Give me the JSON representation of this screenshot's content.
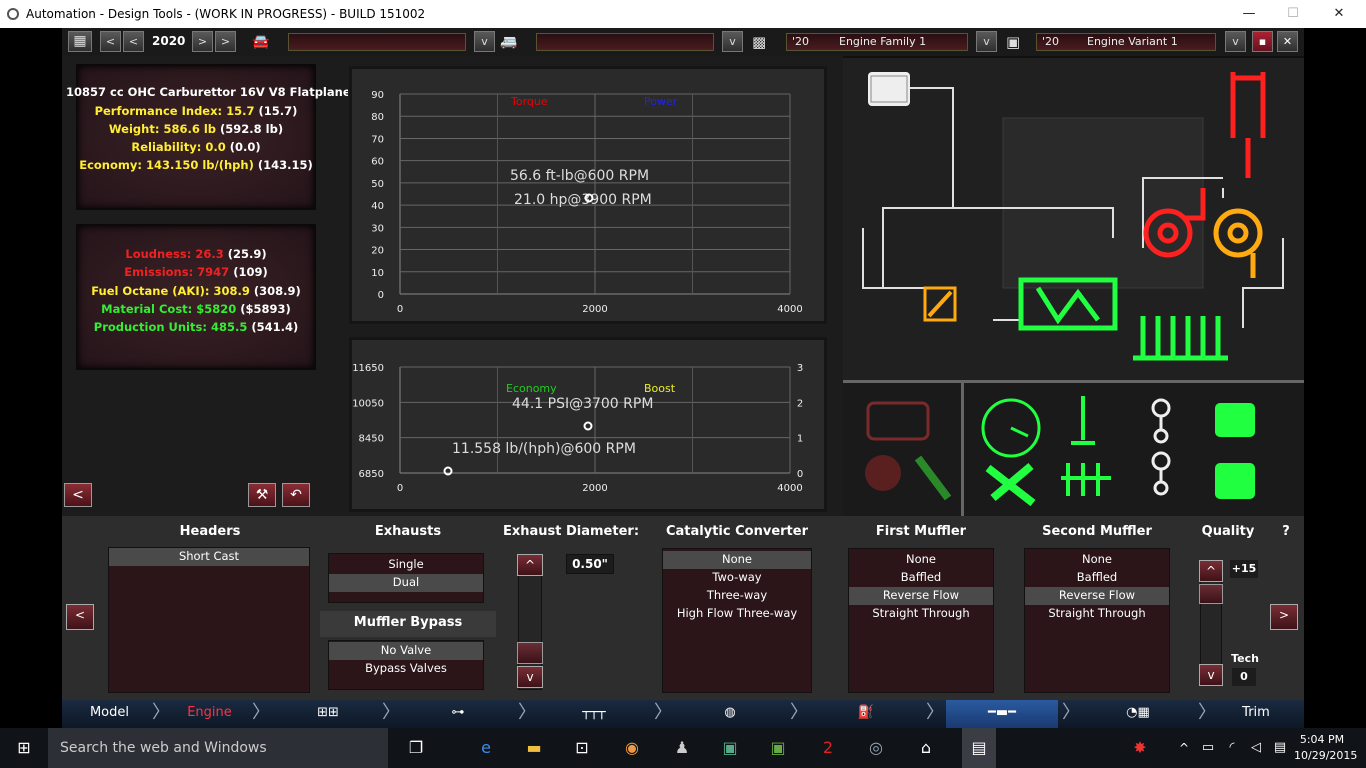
{
  "window": {
    "title": "Automation - Design Tools - (WORK IN PROGRESS) - BUILD 151002",
    "minimize": "—",
    "maximize": "☐",
    "close": "✕"
  },
  "toolbar": {
    "year": "2020",
    "prev": "<",
    "prev2": "<",
    "next": ">",
    "next2": ">",
    "field1": "",
    "field2": "",
    "family_year": "'20",
    "family": "Engine Family 1",
    "variant_year": "'20",
    "variant": "Engine Variant 1",
    "dropdown": "v"
  },
  "stats": {
    "engine": "10857 cc OHC Carburettor 16V V8 Flatplane",
    "perf_label": "Performance Index: 15.7",
    "perf_ref": "(15.7)",
    "weight_label": "Weight: 586.6 lb",
    "weight_ref": "(592.8 lb)",
    "rel_label": "Reliability: 0.0",
    "rel_ref": "(0.0)",
    "eco_label": "Economy: 143.150 lb/(hph)",
    "eco_ref": "(143.15)",
    "loud_label": "Loudness: 26.3",
    "loud_ref": "(25.9)",
    "emis_label": "Emissions: 7947",
    "emis_ref": "(109)",
    "oct_label": "Fuel Octane (AKI): 308.9",
    "oct_ref": "(308.9)",
    "mat_label": "Material Cost: $5820",
    "mat_ref": "($5893)",
    "prod_label": "Production Units: 485.5",
    "prod_ref": "(541.4)"
  },
  "chart_data": [
    {
      "type": "line",
      "legend": [
        "Torque",
        "Power"
      ],
      "colors": [
        "#ee0000",
        "#2222ee"
      ],
      "yticks": [
        "90",
        "80",
        "70",
        "60",
        "50",
        "40",
        "30",
        "20",
        "10",
        "0"
      ],
      "xticks": [
        "0",
        "2000",
        "4000"
      ],
      "ylim": [
        0,
        90
      ],
      "xlim": [
        0,
        4000
      ],
      "series": [
        {
          "name": "Torque",
          "values": []
        },
        {
          "name": "Power",
          "values": []
        }
      ],
      "annotations": [
        "56.6 ft-lb@600 RPM",
        "21.0 hp@3900 RPM"
      ]
    },
    {
      "type": "line",
      "legend": [
        "Economy",
        "Boost"
      ],
      "colors": [
        "#22cc22",
        "#eeee22"
      ],
      "yticks_left": [
        "11650",
        "10050",
        "8450",
        "6850"
      ],
      "yticks_right": [
        "3",
        "2",
        "1",
        "0"
      ],
      "xticks": [
        "0",
        "2000",
        "4000"
      ],
      "ylim": [
        6850,
        11650
      ],
      "ylim_right": [
        0,
        3
      ],
      "xlim": [
        0,
        4000
      ],
      "series": [
        {
          "name": "Economy",
          "values": []
        },
        {
          "name": "Boost",
          "values": []
        }
      ],
      "annotations": [
        "44.1 PSI@3700 RPM",
        "11.558 lb/(hph)@600 RPM"
      ]
    }
  ],
  "panels": {
    "headers": {
      "title": "Headers",
      "options": [
        "Short Cast"
      ]
    },
    "exhausts": {
      "title": "Exhausts",
      "options": [
        "Single",
        "Dual"
      ],
      "bypass_title": "Muffler Bypass",
      "bypass_options": [
        "No Valve",
        "Bypass Valves"
      ]
    },
    "diameter": {
      "title": "Exhaust Diameter:",
      "value": "0.50\""
    },
    "cat": {
      "title": "Catalytic Converter",
      "options": [
        "None",
        "Two-way",
        "Three-way",
        "High Flow Three-way"
      ]
    },
    "muffler1": {
      "title": "First Muffler",
      "options": [
        "None",
        "Baffled",
        "Reverse Flow",
        "Straight Through"
      ]
    },
    "muffler2": {
      "title": "Second Muffler",
      "options": [
        "None",
        "Baffled",
        "Reverse Flow",
        "Straight Through"
      ]
    },
    "quality": {
      "title": "Quality",
      "help": "?",
      "value": "+15",
      "tech_label": "Tech",
      "tech_value": "0"
    }
  },
  "nav": {
    "items": [
      "Model",
      "Engine",
      "",
      "",
      "",
      "",
      "",
      "",
      "",
      "Trim"
    ]
  },
  "taskbar": {
    "search": "Search the web and Windows",
    "time": "5:04 PM",
    "date": "10/29/2015"
  }
}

▶ _The request_
Using the material above, gather every line that includes "name".

▶ _Finished answer_
          "name": "Torque",
          "name": "Power",
          "name": "Economy",
          "name": "Boost",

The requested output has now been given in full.